[Given exercise] Return every line of the listing below verbatim, omitting the pictures.

++++ Extracted data ++++

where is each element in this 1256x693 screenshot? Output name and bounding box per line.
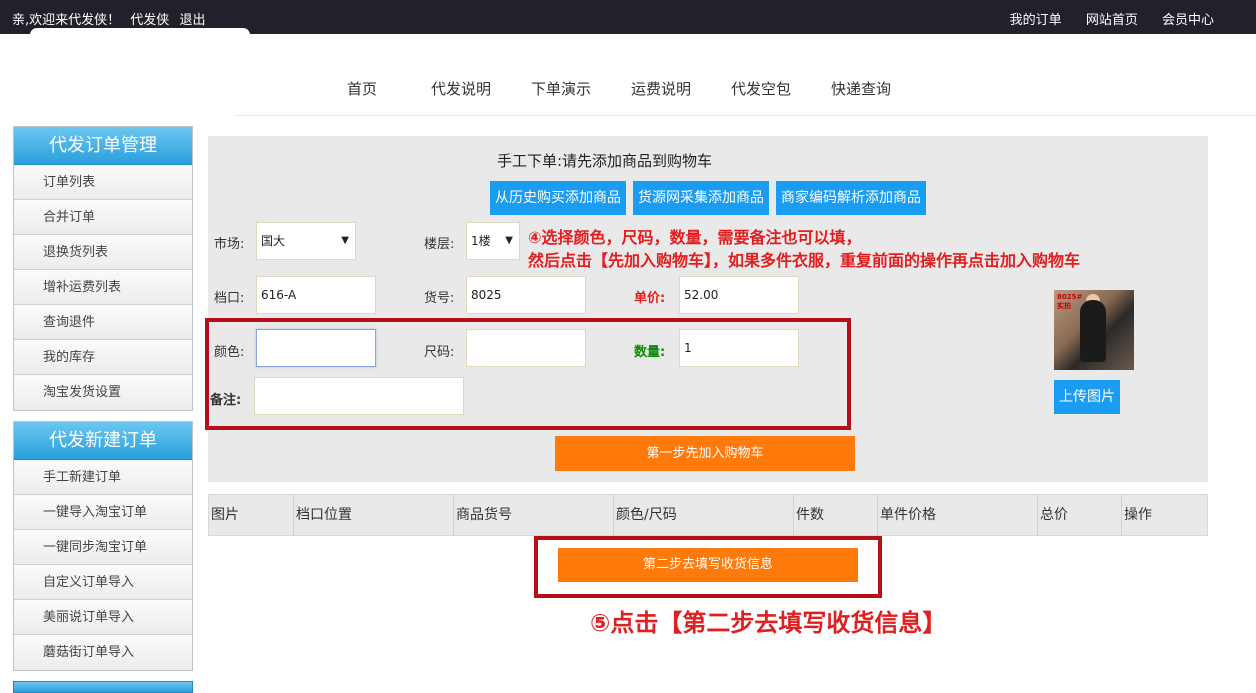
- upload-image-button[interactable]: 上传图片: [1054, 380, 1120, 414]
- floor-value: 1楼: [471, 234, 491, 248]
- market-value: 国大: [261, 234, 286, 248]
- sidebar-group-new-order: 代发新建订单 手工新建订单 一键导入淘宝订单 一键同步淘宝订单 自定义订单导入 …: [13, 421, 193, 671]
- sidebar-group-order-management: 代发订单管理 订单列表 合并订单 退换货列表 增补运费列表 查询退件 我的库存 …: [13, 126, 193, 411]
- nav-empty-parcel[interactable]: 代发空包: [731, 78, 791, 99]
- chevron-down-icon: ▼: [341, 235, 349, 246]
- add-from-source-button[interactable]: 货源网采集添加商品: [633, 181, 769, 215]
- sidebar-item-returns[interactable]: 退换货列表: [14, 235, 192, 270]
- col-unit-price: 单件价格: [877, 495, 1037, 535]
- col-stall: 档口位置: [293, 495, 453, 535]
- stall-input[interactable]: [256, 276, 376, 314]
- sidebar-item-meilishuo-import[interactable]: 美丽说订单导入: [14, 600, 192, 635]
- floor-select[interactable]: 1楼 ▼: [466, 222, 520, 260]
- sku-input[interactable]: [466, 276, 586, 314]
- sidebar-item-manual-order[interactable]: 手工新建订单: [14, 460, 192, 495]
- market-select[interactable]: 国大 ▼: [256, 222, 356, 260]
- username: 代发侠: [130, 13, 170, 28]
- thumbnail-tag: 8025# 实拍: [1057, 293, 1083, 310]
- nav-order-demo[interactable]: 下单演示: [531, 78, 591, 99]
- nav-home[interactable]: 首页: [347, 78, 377, 99]
- add-to-cart-button[interactable]: 第一步先加入购物车: [555, 436, 855, 471]
- logout-link[interactable]: 退出: [179, 13, 205, 28]
- welcome-area: 亲,欢迎来代发侠！ 代发侠 退出: [12, 9, 211, 28]
- top-links: 我的订单 网站首页 会员中心: [990, 9, 1214, 28]
- figure-body: [1080, 300, 1106, 362]
- sidebar-item-mogujie-import[interactable]: 蘑菇街订单导入: [14, 635, 192, 670]
- sidebar-item-custom-import[interactable]: 自定义订单导入: [14, 565, 192, 600]
- col-quantity: 件数: [793, 495, 877, 535]
- price-label: 单价:: [634, 291, 666, 306]
- add-from-history-button[interactable]: 从历史购买添加商品: [490, 181, 626, 215]
- sidebar-item-extra-shipping[interactable]: 增补运费列表: [14, 270, 192, 305]
- sidebar-item-query-returns[interactable]: 查询退件: [14, 305, 192, 340]
- add-from-code-button[interactable]: 商家编码解析添加商品: [776, 181, 926, 215]
- main-nav: 首页 代发说明 下单演示 运费说明 代发空包 快递查询: [0, 70, 1256, 106]
- chevron-down-icon: ▼: [505, 235, 513, 246]
- sidebar-group-next[interactable]: [13, 681, 193, 693]
- product-thumbnail: 8025# 实拍: [1054, 290, 1134, 370]
- nav-dropship-info[interactable]: 代发说明: [431, 78, 491, 99]
- member-center-link[interactable]: 会员中心: [1162, 13, 1214, 28]
- sidebar-group-title[interactable]: 代发订单管理: [14, 127, 192, 165]
- nav-shipping-info[interactable]: 运费说明: [631, 78, 691, 99]
- price-input[interactable]: [679, 276, 799, 314]
- cart-table-header: 图片 档口位置 商品货号 颜色/尺码 件数 单件价格 总价 操作: [208, 494, 1208, 536]
- manual-order-panel: 手工下单:请先添加商品到购物车 从历史购买添加商品 货源网采集添加商品 商家编码…: [208, 136, 1208, 482]
- sku-label: 货号:: [424, 291, 455, 306]
- stall-label: 档口:: [214, 291, 245, 306]
- annotation-box-step5: [534, 536, 882, 598]
- col-action: 操作: [1121, 495, 1207, 535]
- annotation-step5: ⑤点击【第二步去填写收货信息】: [590, 609, 947, 637]
- col-sku: 商品货号: [453, 495, 613, 535]
- sidebar: 代发订单管理 订单列表 合并订单 退换货列表 增补运费列表 查询退件 我的库存 …: [13, 126, 193, 693]
- market-label: 市场:: [214, 237, 245, 252]
- sidebar-item-merge-orders[interactable]: 合并订单: [14, 200, 192, 235]
- floor-label: 楼层:: [424, 237, 455, 252]
- sidebar-item-sync-taobao[interactable]: 一键同步淘宝订单: [14, 530, 192, 565]
- site-home-link[interactable]: 网站首页: [1086, 13, 1138, 28]
- panel-title: 手工下单:请先添加商品到购物车: [497, 152, 713, 170]
- welcome-text: 亲,欢迎来代发侠！: [12, 13, 121, 28]
- annotation-step4-line2: 然后点击【先加入购物车】，如果多件衣服，重复前面的操作再点击加入购物车: [528, 251, 1081, 270]
- annotation-step4-line1: ④选择颜色，尺码，数量，需要备注也可以填，: [528, 228, 862, 247]
- col-total: 总价: [1037, 495, 1121, 535]
- sidebar-item-order-list[interactable]: 订单列表: [14, 165, 192, 200]
- sidebar-item-taobao-settings[interactable]: 淘宝发货设置: [14, 375, 192, 410]
- sidebar-item-my-inventory[interactable]: 我的库存: [14, 340, 192, 375]
- my-orders-link[interactable]: 我的订单: [1010, 13, 1062, 28]
- annotation-box-step4: [205, 318, 851, 430]
- sidebar-item-import-taobao[interactable]: 一键导入淘宝订单: [14, 495, 192, 530]
- col-image: 图片: [211, 507, 239, 523]
- redaction-smudge: [30, 28, 250, 42]
- nav-divider: [236, 115, 1256, 116]
- col-color-size: 颜色/尺码: [613, 495, 793, 535]
- sidebar-group-title[interactable]: 代发新建订单: [14, 422, 192, 460]
- nav-express-tracking[interactable]: 快递查询: [831, 78, 891, 99]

++++

[Reply]
where is each element in this 1256x693 screenshot? Output name and bounding box per line.
- upload-image-button[interactable]: 上传图片: [1054, 380, 1120, 414]
- floor-value: 1楼: [471, 234, 491, 248]
- market-value: 国大: [261, 234, 286, 248]
- sidebar-group-new-order: 代发新建订单 手工新建订单 一键导入淘宝订单 一键同步淘宝订单 自定义订单导入 …: [13, 421, 193, 671]
- sidebar-group-order-management: 代发订单管理 订单列表 合并订单 退换货列表 增补运费列表 查询退件 我的库存 …: [13, 126, 193, 411]
- nav-empty-parcel[interactable]: 代发空包: [731, 78, 791, 99]
- chevron-down-icon: ▼: [341, 235, 349, 246]
- add-from-source-button[interactable]: 货源网采集添加商品: [633, 181, 769, 215]
- sidebar-item-returns[interactable]: 退换货列表: [14, 235, 192, 270]
- col-unit-price: 单件价格: [877, 495, 1037, 535]
- col-stall: 档口位置: [293, 495, 453, 535]
- stall-input[interactable]: [256, 276, 376, 314]
- sidebar-item-meilishuo-import[interactable]: 美丽说订单导入: [14, 600, 192, 635]
- floor-select[interactable]: 1楼 ▼: [466, 222, 520, 260]
- sku-input[interactable]: [466, 276, 586, 314]
- sidebar-item-manual-order[interactable]: 手工新建订单: [14, 460, 192, 495]
- market-select[interactable]: 国大 ▼: [256, 222, 356, 260]
- username: 代发侠: [130, 13, 170, 28]
- thumbnail-tag: 8025# 实拍: [1057, 293, 1083, 310]
- nav-order-demo[interactable]: 下单演示: [531, 78, 591, 99]
- nav-home[interactable]: 首页: [347, 78, 377, 99]
- add-to-cart-button[interactable]: 第一步先加入购物车: [555, 436, 855, 471]
- logout-link[interactable]: 退出: [179, 13, 205, 28]
- welcome-area: 亲,欢迎来代发侠！ 代发侠 退出: [12, 9, 211, 28]
- top-links: 我的订单 网站首页 会员中心: [990, 9, 1214, 28]
- figure-body: [1080, 300, 1106, 362]
- sidebar-item-mogujie-import[interactable]: 蘑菇街订单导入: [14, 635, 192, 670]
- sidebar-item-custom-import[interactable]: 自定义订单导入: [14, 565, 192, 600]
- col-quantity: 件数: [793, 495, 877, 535]
- price-label: 单价:: [634, 291, 666, 306]
- add-from-history-button[interactable]: 从历史购买添加商品: [490, 181, 626, 215]
- sidebar-item-extra-shipping[interactable]: 增补运费列表: [14, 270, 192, 305]
- sidebar-item-query-returns[interactable]: 查询退件: [14, 305, 192, 340]
- add-from-code-button[interactable]: 商家编码解析添加商品: [776, 181, 926, 215]
- main-nav: 首页 代发说明 下单演示 运费说明 代发空包 快递查询: [0, 70, 1256, 106]
- chevron-down-icon: ▼: [505, 235, 513, 246]
- sidebar-group-next[interactable]: [13, 681, 193, 693]
- product-thumbnail: 8025# 实拍: [1054, 290, 1134, 370]
- nav-dropship-info[interactable]: 代发说明: [431, 78, 491, 99]
- member-center-link[interactable]: 会员中心: [1162, 13, 1214, 28]
- sidebar-group-title[interactable]: 代发订单管理: [14, 127, 192, 165]
- nav-shipping-info[interactable]: 运费说明: [631, 78, 691, 99]
- price-input[interactable]: [679, 276, 799, 314]
- cart-table-header: 图片 档口位置 商品货号 颜色/尺码 件数 单件价格 总价 操作: [208, 494, 1208, 536]
- manual-order-panel: 手工下单:请先添加商品到购物车 从历史购买添加商品 货源网采集添加商品 商家编码…: [208, 136, 1208, 482]
- sku-label: 货号:: [424, 291, 455, 306]
- stall-label: 档口:: [214, 291, 245, 306]
- annotation-box-step5: [534, 536, 882, 598]
- col-action: 操作: [1121, 495, 1207, 535]
- annotation-step5: ⑤点击【第二步去填写收货信息】: [590, 609, 947, 637]
- col-sku: 商品货号: [453, 495, 613, 535]
- sidebar: 代发订单管理 订单列表 合并订单 退换货列表 增补运费列表 查询退件 我的库存 …: [13, 126, 193, 693]
- market-label: 市场:: [214, 237, 245, 252]
- sidebar-item-merge-orders[interactable]: 合并订单: [14, 200, 192, 235]
- floor-label: 楼层:: [424, 237, 455, 252]
- sidebar-item-sync-taobao[interactable]: 一键同步淘宝订单: [14, 530, 192, 565]
- site-home-link[interactable]: 网站首页: [1086, 13, 1138, 28]
- panel-title: 手工下单:请先添加商品到购物车: [497, 152, 713, 170]
- welcome-text: 亲,欢迎来代发侠！: [12, 13, 121, 28]
- annotation-step4-line2: 然后点击【先加入购物车】，如果多件衣服，重复前面的操作再点击加入购物车: [528, 251, 1081, 270]
- annotation-step4-line1: ④选择颜色，尺码，数量，需要备注也可以填，: [528, 228, 862, 247]
- col-total: 总价: [1037, 495, 1121, 535]
- sidebar-item-order-list[interactable]: 订单列表: [14, 165, 192, 200]
- sidebar-item-taobao-settings[interactable]: 淘宝发货设置: [14, 375, 192, 410]
- sidebar-item-my-inventory[interactable]: 我的库存: [14, 340, 192, 375]
- my-orders-link[interactable]: 我的订单: [1010, 13, 1062, 28]
- annotation-box-step4: [205, 318, 851, 430]
- sidebar-item-import-taobao[interactable]: 一键导入淘宝订单: [14, 495, 192, 530]
- col-image: 图片: [211, 507, 239, 523]
- redaction-smudge: [30, 28, 250, 42]
- nav-divider: [236, 115, 1256, 116]
- col-color-size: 颜色/尺码: [613, 495, 793, 535]
- sidebar-group-title[interactable]: 代发新建订单: [14, 422, 192, 460]
- nav-express-tracking[interactable]: 快递查询: [831, 78, 891, 99]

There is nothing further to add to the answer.